**Aim of the exercise**
Drop the pictures from the entries below, then reproduce the rest exactly.

━━━━━ Input for this task ━━━━━

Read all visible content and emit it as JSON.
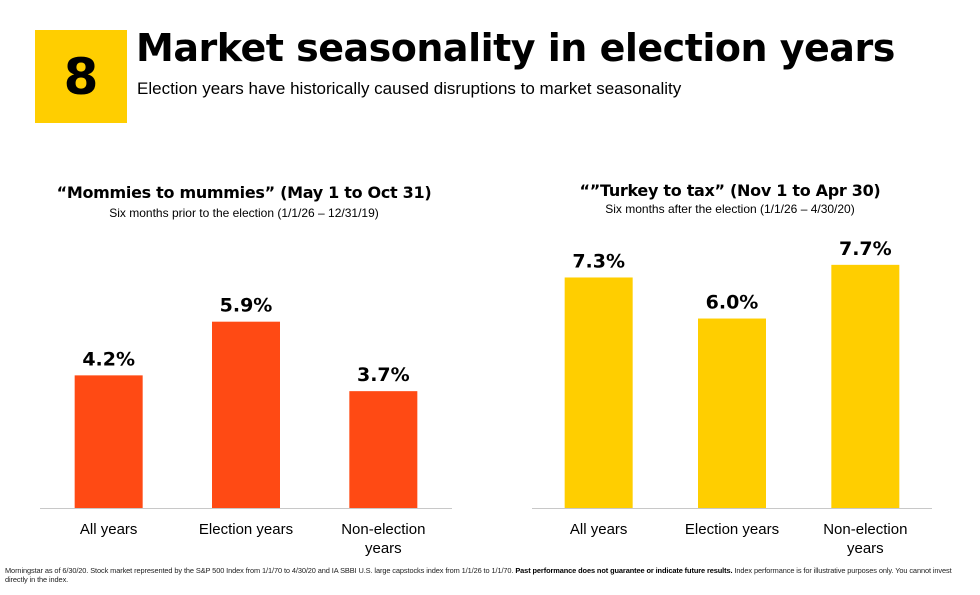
{
  "header": {
    "number": "8",
    "title": "Market seasonality in election years",
    "subtitle": "Election years have historically caused disruptions to market seasonality"
  },
  "panels": [
    {
      "title": "“Mommies to mummies” (May 1 to Oct 31)",
      "subtitle": "Six months prior  to the election  (1/1/26 – 12/31/19)"
    },
    {
      "title": "“”Turkey to tax” (Nov 1 to Apr 30)",
      "subtitle": "Six months after the election (1/1/26 – 4/30/20)"
    }
  ],
  "chart_data": [
    {
      "type": "bar",
      "title": "“Mommies to mummies” (May 1 to Oct 31)",
      "subtitle": "Six months prior  to the election  (1/1/26 – 12/31/19)",
      "categories": [
        "All years",
        "Election years",
        "Non-election years"
      ],
      "values": [
        4.2,
        5.9,
        3.7
      ],
      "labels": [
        "4.2%",
        "5.9%",
        "3.7%"
      ],
      "color": "#FF4A14",
      "ylim": [
        0,
        9.5
      ],
      "grid": false,
      "xlabel": "",
      "ylabel": ""
    },
    {
      "type": "bar",
      "title": "“”Turkey to tax” (Nov 1 to Apr 30)",
      "subtitle": "Six months after the election (1/1/26 – 4/30/20)",
      "categories": [
        "All years",
        "Election years",
        "Non-election years"
      ],
      "values": [
        7.3,
        6.0,
        7.7
      ],
      "labels": [
        "7.3%",
        "6.0%",
        "7.7%"
      ],
      "color": "#FFCE00",
      "ylim": [
        0,
        9.5
      ],
      "grid": false,
      "xlabel": "",
      "ylabel": ""
    }
  ],
  "footnote": {
    "text": "Morningstar as of 6/30/20.  Stock market represented by the S&P 500 Index from 1/1/70 to 4/30/20 and  IA SBBI U.S. large capstocks index from 1/1/26 to 1/1/70. ",
    "bold": "Past performance does not guarantee or indicate future results.",
    "tail": " Index performance is for illustrative purposes only. You cannot invest directly in the index."
  }
}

━━━━━

**Task output**
Read all visible content and emit it as JSON.
{
  "header": {
    "number": "8",
    "title": "Market seasonality in election years",
    "subtitle": "Election years have historically caused disruptions to market seasonality"
  },
  "panels": [
    {
      "title": "“Mommies to mummies” (May 1 to Oct 31)",
      "subtitle": "Six months prior  to the election  (1/1/26 – 12/31/19)"
    },
    {
      "title": "“”Turkey to tax” (Nov 1 to Apr 30)",
      "subtitle": "Six months after the election (1/1/26 – 4/30/20)"
    }
  ],
  "chart_data": [
    {
      "type": "bar",
      "title": "“Mommies to mummies” (May 1 to Oct 31)",
      "subtitle": "Six months prior  to the election  (1/1/26 – 12/31/19)",
      "categories": [
        "All years",
        "Election years",
        "Non-election years"
      ],
      "values": [
        4.2,
        5.9,
        3.7
      ],
      "labels": [
        "4.2%",
        "5.9%",
        "3.7%"
      ],
      "color": "#FF4A14",
      "ylim": [
        0,
        9.5
      ],
      "grid": false,
      "xlabel": "",
      "ylabel": ""
    },
    {
      "type": "bar",
      "title": "“”Turkey to tax” (Nov 1 to Apr 30)",
      "subtitle": "Six months after the election (1/1/26 – 4/30/20)",
      "categories": [
        "All years",
        "Election years",
        "Non-election years"
      ],
      "values": [
        7.3,
        6.0,
        7.7
      ],
      "labels": [
        "7.3%",
        "6.0%",
        "7.7%"
      ],
      "color": "#FFCE00",
      "ylim": [
        0,
        9.5
      ],
      "grid": false,
      "xlabel": "",
      "ylabel": ""
    }
  ],
  "footnote": {
    "text": "Morningstar as of 6/30/20.  Stock market represented by the S&P 500 Index from 1/1/70 to 4/30/20 and  IA SBBI U.S. large capstocks index from 1/1/26 to 1/1/70. ",
    "bold": "Past performance does not guarantee or indicate future results.",
    "tail": " Index performance is for illustrative purposes only. You cannot invest directly in the index."
  }
}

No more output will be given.